#### Exercise details:
Once the pictures are set aside, transcribe the remaining data exactly.
*** Records for the task ***
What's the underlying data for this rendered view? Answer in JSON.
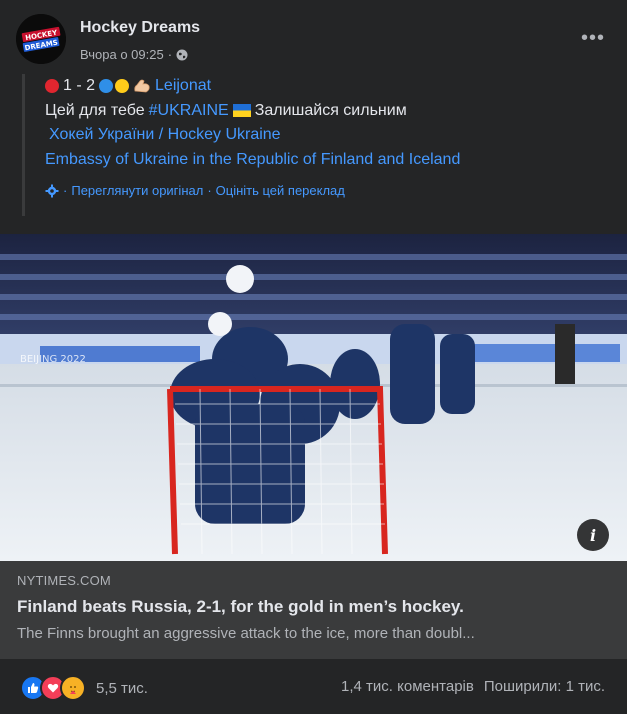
{
  "post": {
    "page_name": "Hockey Dreams",
    "avatar_text": "HOCKEY DREAMS",
    "timestamp": "Вчора о 09:25",
    "separator": "·",
    "audience_icon": "globe-icon",
    "more_icon": "more-icon",
    "more_label": "•••"
  },
  "text": {
    "score": "1 - 2",
    "score_link": "Leijonat",
    "line2_prefix": "Цей для тебе",
    "hashtag": "#UKRAINE",
    "line2_suffix": "Залишайся сильним",
    "mention1": "Хокей України / Hockey Ukraine",
    "mention2": "Embassy of Ukraine in the Republic of Finland and Iceland",
    "translate_view": "Переглянути оригінал",
    "translate_dot": "·",
    "translate_rate": "Оцініть цей переклад",
    "translate_sep": "·"
  },
  "link_preview": {
    "domain": "NYTIMES.COM",
    "headline": "Finland beats Russia, 2-1, for the gold in men’s hockey.",
    "description": "The Finns brought an aggressive attack to the ice, more than doubl..."
  },
  "image": {
    "info_label": "i"
  },
  "footer": {
    "reaction_count": "5,5 тис.",
    "comments": "1,4 тис. коментарів",
    "shares": "Поширили: 1 тис."
  },
  "colors": {
    "background": "#242526",
    "link": "#4599ff",
    "muted": "#b0b3b8",
    "preview_bg": "#3a3b3c"
  }
}
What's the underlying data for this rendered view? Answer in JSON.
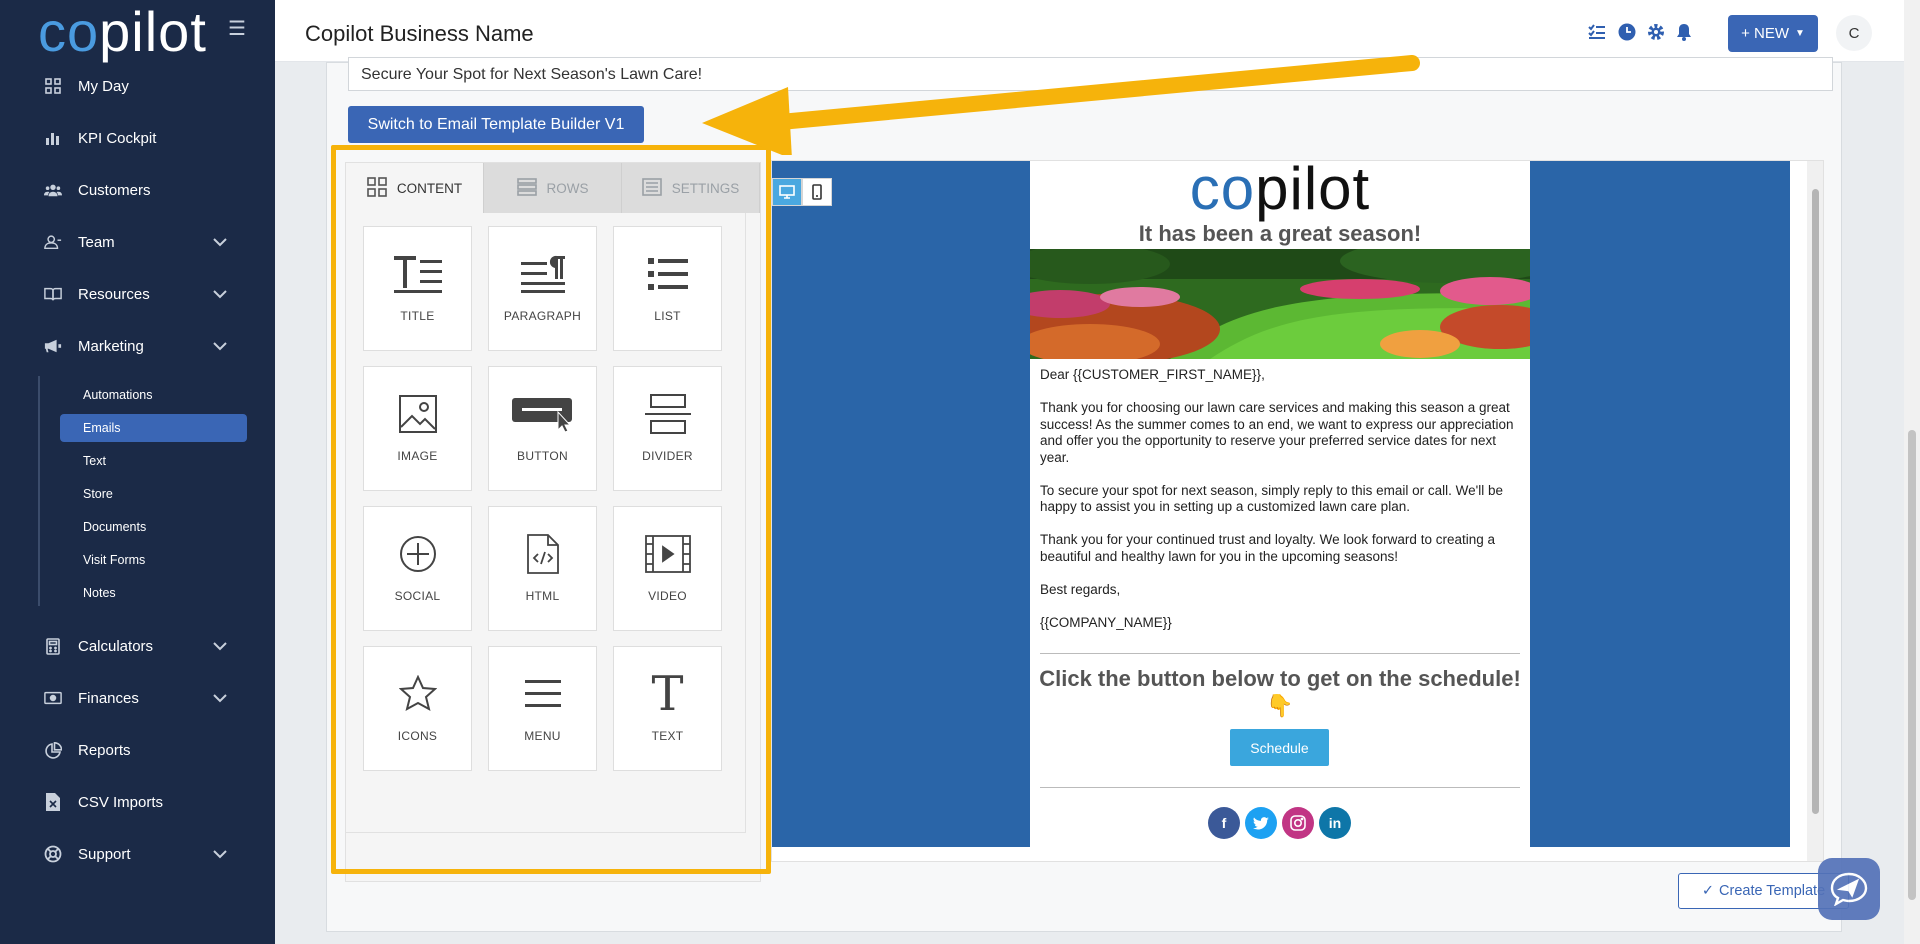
{
  "sidebar": {
    "logo": {
      "co": "co",
      "rest": "pilot"
    },
    "items": [
      {
        "label": "My Day",
        "icon": "grid-icon"
      },
      {
        "label": "KPI Cockpit",
        "icon": "bar-chart-icon"
      },
      {
        "label": "Customers",
        "icon": "users-icon"
      },
      {
        "label": "Team",
        "icon": "user-icon"
      },
      {
        "label": "Resources",
        "icon": "book-icon"
      },
      {
        "label": "Marketing",
        "icon": "megaphone-icon"
      },
      {
        "label": "Calculators",
        "icon": "calculator-icon"
      },
      {
        "label": "Finances",
        "icon": "money-icon"
      },
      {
        "label": "Reports",
        "icon": "pie-chart-icon"
      },
      {
        "label": "CSV Imports",
        "icon": "file-csv-icon"
      },
      {
        "label": "Support",
        "icon": "lifebuoy-icon"
      }
    ],
    "marketing_sub": [
      "Automations",
      "Emails",
      "Text",
      "Store",
      "Documents",
      "Visit Forms",
      "Notes"
    ]
  },
  "header": {
    "business_name": "Copilot Business Name",
    "new_label": "+ NEW",
    "avatar_initial": "C"
  },
  "editor": {
    "subject": "Secure Your Spot for Next Season's Lawn Care!",
    "switch_label": "Switch to Email Template Builder V1",
    "tabs": [
      "CONTENT",
      "ROWS",
      "SETTINGS"
    ],
    "blocks": [
      "TITLE",
      "PARAGRAPH",
      "LIST",
      "IMAGE",
      "BUTTON",
      "DIVIDER",
      "SOCIAL",
      "HTML",
      "VIDEO",
      "ICONS",
      "MENU",
      "TEXT"
    ],
    "create_label": "Create Template"
  },
  "email": {
    "logo": {
      "co": "co",
      "rest": "pilot"
    },
    "heading": "It has been a great season!",
    "greeting": "Dear {{CUSTOMER_FIRST_NAME}},",
    "p1": "Thank you for choosing our lawn care services and making this season a great success! As the summer comes to an end, we want to express our appreciation and offer you the opportunity to reserve your preferred service dates for next year.",
    "p2": "To secure your spot for next season, simply reply to this email or call. We'll be happy to assist you in setting up a customized lawn care plan.",
    "p3": "Thank you for your continued trust and loyalty. We look forward to creating a beautiful and healthy lawn for you in the upcoming seasons!",
    "closing": "Best regards,",
    "company": "{{COMPANY_NAME}}",
    "cta_heading": "Click the button below to get on the schedule! 👇",
    "button": "Schedule",
    "socials": [
      "facebook-icon",
      "twitter-icon",
      "instagram-icon",
      "linkedin-icon"
    ]
  },
  "colors": {
    "sidebar": "#1b2a47",
    "accent": "#3a66b5",
    "highlight": "#f6b30b",
    "preview_bg": "#2a65a8"
  }
}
***
#### Solution:
What's the underlying data for this rendered view? Answer in JSON.
{
  "post": {
    "page_name": "Hockey Dreams",
    "avatar_text": "HOCKEY DREAMS",
    "timestamp": "Вчора о 09:25",
    "separator": "·",
    "audience_icon": "globe-icon",
    "more_icon": "more-icon",
    "more_label": "•••"
  },
  "text": {
    "score": "1 - 2",
    "score_link": "Leijonat",
    "line2_prefix": "Цей для тебе",
    "hashtag": "#UKRAINE",
    "line2_suffix": "Залишайся сильним",
    "mention1": "Хокей України / Hockey Ukraine",
    "mention2": "Embassy of Ukraine in the Republic of Finland and Iceland",
    "translate_view": "Переглянути оригінал",
    "translate_dot": "·",
    "translate_rate": "Оцініть цей переклад",
    "translate_sep": "·"
  },
  "link_preview": {
    "domain": "NYTIMES.COM",
    "headline": "Finland beats Russia, 2-1, for the gold in men’s hockey.",
    "description": "The Finns brought an aggressive attack to the ice, more than doubl..."
  },
  "image": {
    "info_label": "i"
  },
  "footer": {
    "reaction_count": "5,5 тис.",
    "comments": "1,4 тис. коментарів",
    "shares": "Поширили: 1 тис."
  },
  "colors": {
    "background": "#242526",
    "link": "#4599ff",
    "muted": "#b0b3b8",
    "preview_bg": "#3a3b3c"
  }
}
What's the underlying data for this rendered view? Answer in JSON.
{
  "sidebar": {
    "logo": {
      "co": "co",
      "rest": "pilot"
    },
    "items": [
      {
        "label": "My Day",
        "icon": "grid-icon"
      },
      {
        "label": "KPI Cockpit",
        "icon": "bar-chart-icon"
      },
      {
        "label": "Customers",
        "icon": "users-icon"
      },
      {
        "label": "Team",
        "icon": "user-icon"
      },
      {
        "label": "Resources",
        "icon": "book-icon"
      },
      {
        "label": "Marketing",
        "icon": "megaphone-icon"
      },
      {
        "label": "Calculators",
        "icon": "calculator-icon"
      },
      {
        "label": "Finances",
        "icon": "money-icon"
      },
      {
        "label": "Reports",
        "icon": "pie-chart-icon"
      },
      {
        "label": "CSV Imports",
        "icon": "file-csv-icon"
      },
      {
        "label": "Support",
        "icon": "lifebuoy-icon"
      }
    ],
    "marketing_sub": [
      "Automations",
      "Emails",
      "Text",
      "Store",
      "Documents",
      "Visit Forms",
      "Notes"
    ]
  },
  "header": {
    "business_name": "Copilot Business Name",
    "new_label": "+ NEW",
    "avatar_initial": "C"
  },
  "editor": {
    "subject": "Secure Your Spot for Next Season's Lawn Care!",
    "switch_label": "Switch to Email Template Builder V1",
    "tabs": [
      "CONTENT",
      "ROWS",
      "SETTINGS"
    ],
    "blocks": [
      "TITLE",
      "PARAGRAPH",
      "LIST",
      "IMAGE",
      "BUTTON",
      "DIVIDER",
      "SOCIAL",
      "HTML",
      "VIDEO",
      "ICONS",
      "MENU",
      "TEXT"
    ],
    "create_label": "Create Template"
  },
  "email": {
    "logo": {
      "co": "co",
      "rest": "pilot"
    },
    "heading": "It has been a great season!",
    "greeting": "Dear {{CUSTOMER_FIRST_NAME}},",
    "p1": "Thank you for choosing our lawn care services and making this season a great success! As the summer comes to an end, we want to express our appreciation and offer you the opportunity to reserve your preferred service dates for next year.",
    "p2": "To secure your spot for next season, simply reply to this email or call. We'll be happy to assist you in setting up a customized lawn care plan.",
    "p3": "Thank you for your continued trust and loyalty. We look forward to creating a beautiful and healthy lawn for you in the upcoming seasons!",
    "closing": "Best regards,",
    "company": "{{COMPANY_NAME}}",
    "cta_heading": "Click the button below to get on the schedule! 👇",
    "button": "Schedule",
    "socials": [
      "facebook-icon",
      "twitter-icon",
      "instagram-icon",
      "linkedin-icon"
    ]
  },
  "colors": {
    "sidebar": "#1b2a47",
    "accent": "#3a66b5",
    "highlight": "#f6b30b",
    "preview_bg": "#2a65a8"
  }
}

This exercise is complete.